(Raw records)
──────────
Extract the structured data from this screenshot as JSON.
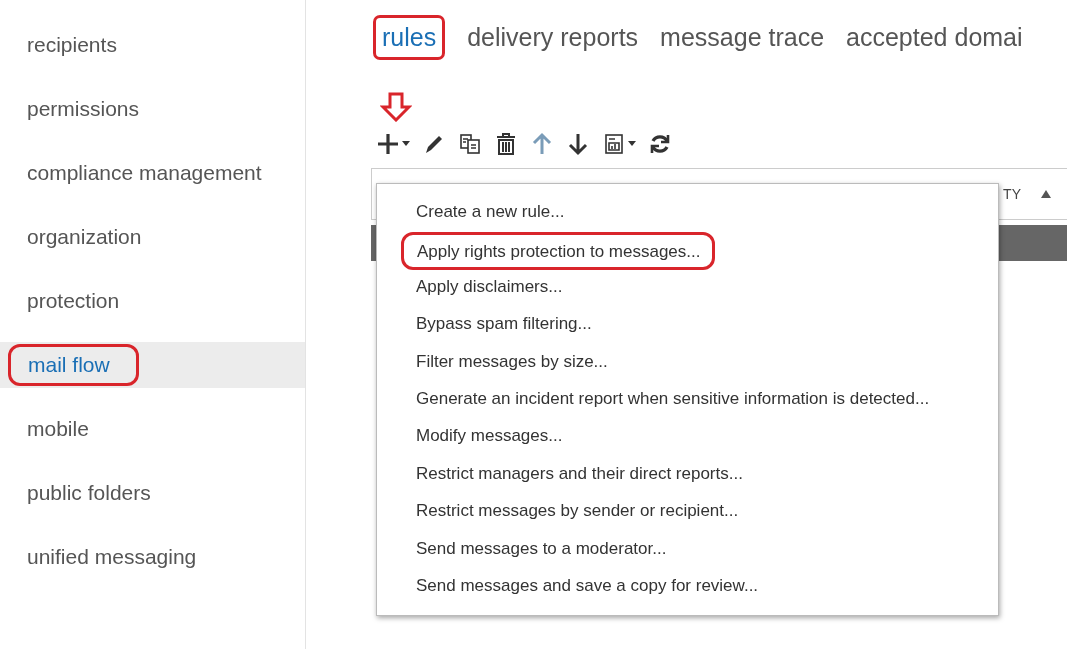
{
  "sidebar": {
    "items": [
      {
        "label": "recipients",
        "selected": false,
        "annotated": false
      },
      {
        "label": "permissions",
        "selected": false,
        "annotated": false
      },
      {
        "label": "compliance management",
        "selected": false,
        "annotated": false
      },
      {
        "label": "organization",
        "selected": false,
        "annotated": false
      },
      {
        "label": "protection",
        "selected": false,
        "annotated": false
      },
      {
        "label": "mail flow",
        "selected": true,
        "annotated": true
      },
      {
        "label": "mobile",
        "selected": false,
        "annotated": false
      },
      {
        "label": "public folders",
        "selected": false,
        "annotated": false
      },
      {
        "label": "unified messaging",
        "selected": false,
        "annotated": false
      }
    ]
  },
  "tabs": [
    {
      "label": "rules",
      "selected": true,
      "annotated": true
    },
    {
      "label": "delivery reports",
      "selected": false,
      "annotated": false
    },
    {
      "label": "message trace",
      "selected": false,
      "annotated": false
    },
    {
      "label": "accepted domai",
      "selected": false,
      "annotated": false
    }
  ],
  "toolbar": [
    {
      "kind": "add",
      "disabled": false
    },
    {
      "kind": "edit",
      "disabled": false
    },
    {
      "kind": "copy",
      "disabled": false
    },
    {
      "kind": "delete",
      "disabled": false
    },
    {
      "kind": "up",
      "disabled": true
    },
    {
      "kind": "down",
      "disabled": false
    },
    {
      "kind": "report",
      "disabled": false
    },
    {
      "kind": "refresh",
      "disabled": false
    }
  ],
  "add_button_pointer": true,
  "table": {
    "column_1": "TY"
  },
  "menu": {
    "items": [
      {
        "label": "Create a new rule...",
        "annotated": false
      },
      {
        "label": "Apply rights protection to messages...",
        "annotated": true
      },
      {
        "label": "Apply disclaimers...",
        "annotated": false
      },
      {
        "label": "Bypass spam filtering...",
        "annotated": false
      },
      {
        "label": "Filter messages by size...",
        "annotated": false
      },
      {
        "label": "Generate an incident report when sensitive information is detected...",
        "annotated": false
      },
      {
        "label": "Modify messages...",
        "annotated": false
      },
      {
        "label": "Restrict managers and their direct reports...",
        "annotated": false
      },
      {
        "label": "Restrict messages by sender or recipient...",
        "annotated": false
      },
      {
        "label": "Send messages to a moderator...",
        "annotated": false
      },
      {
        "label": "Send messages and save a copy for review...",
        "annotated": false
      }
    ]
  }
}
──────────
## Work to be completed
Leave out the pictures and give the listing above again exactly.

## Reply
Extract the structured data from this screenshot as JSON.
{
  "sidebar": {
    "items": [
      {
        "label": "recipients",
        "selected": false,
        "annotated": false
      },
      {
        "label": "permissions",
        "selected": false,
        "annotated": false
      },
      {
        "label": "compliance management",
        "selected": false,
        "annotated": false
      },
      {
        "label": "organization",
        "selected": false,
        "annotated": false
      },
      {
        "label": "protection",
        "selected": false,
        "annotated": false
      },
      {
        "label": "mail flow",
        "selected": true,
        "annotated": true
      },
      {
        "label": "mobile",
        "selected": false,
        "annotated": false
      },
      {
        "label": "public folders",
        "selected": false,
        "annotated": false
      },
      {
        "label": "unified messaging",
        "selected": false,
        "annotated": false
      }
    ]
  },
  "tabs": [
    {
      "label": "rules",
      "selected": true,
      "annotated": true
    },
    {
      "label": "delivery reports",
      "selected": false,
      "annotated": false
    },
    {
      "label": "message trace",
      "selected": false,
      "annotated": false
    },
    {
      "label": "accepted domai",
      "selected": false,
      "annotated": false
    }
  ],
  "toolbar": [
    {
      "kind": "add",
      "disabled": false
    },
    {
      "kind": "edit",
      "disabled": false
    },
    {
      "kind": "copy",
      "disabled": false
    },
    {
      "kind": "delete",
      "disabled": false
    },
    {
      "kind": "up",
      "disabled": true
    },
    {
      "kind": "down",
      "disabled": false
    },
    {
      "kind": "report",
      "disabled": false
    },
    {
      "kind": "refresh",
      "disabled": false
    }
  ],
  "add_button_pointer": true,
  "table": {
    "column_1": "TY"
  },
  "menu": {
    "items": [
      {
        "label": "Create a new rule...",
        "annotated": false
      },
      {
        "label": "Apply rights protection to messages...",
        "annotated": true
      },
      {
        "label": "Apply disclaimers...",
        "annotated": false
      },
      {
        "label": "Bypass spam filtering...",
        "annotated": false
      },
      {
        "label": "Filter messages by size...",
        "annotated": false
      },
      {
        "label": "Generate an incident report when sensitive information is detected...",
        "annotated": false
      },
      {
        "label": "Modify messages...",
        "annotated": false
      },
      {
        "label": "Restrict managers and their direct reports...",
        "annotated": false
      },
      {
        "label": "Restrict messages by sender or recipient...",
        "annotated": false
      },
      {
        "label": "Send messages to a moderator...",
        "annotated": false
      },
      {
        "label": "Send messages and save a copy for review...",
        "annotated": false
      }
    ]
  }
}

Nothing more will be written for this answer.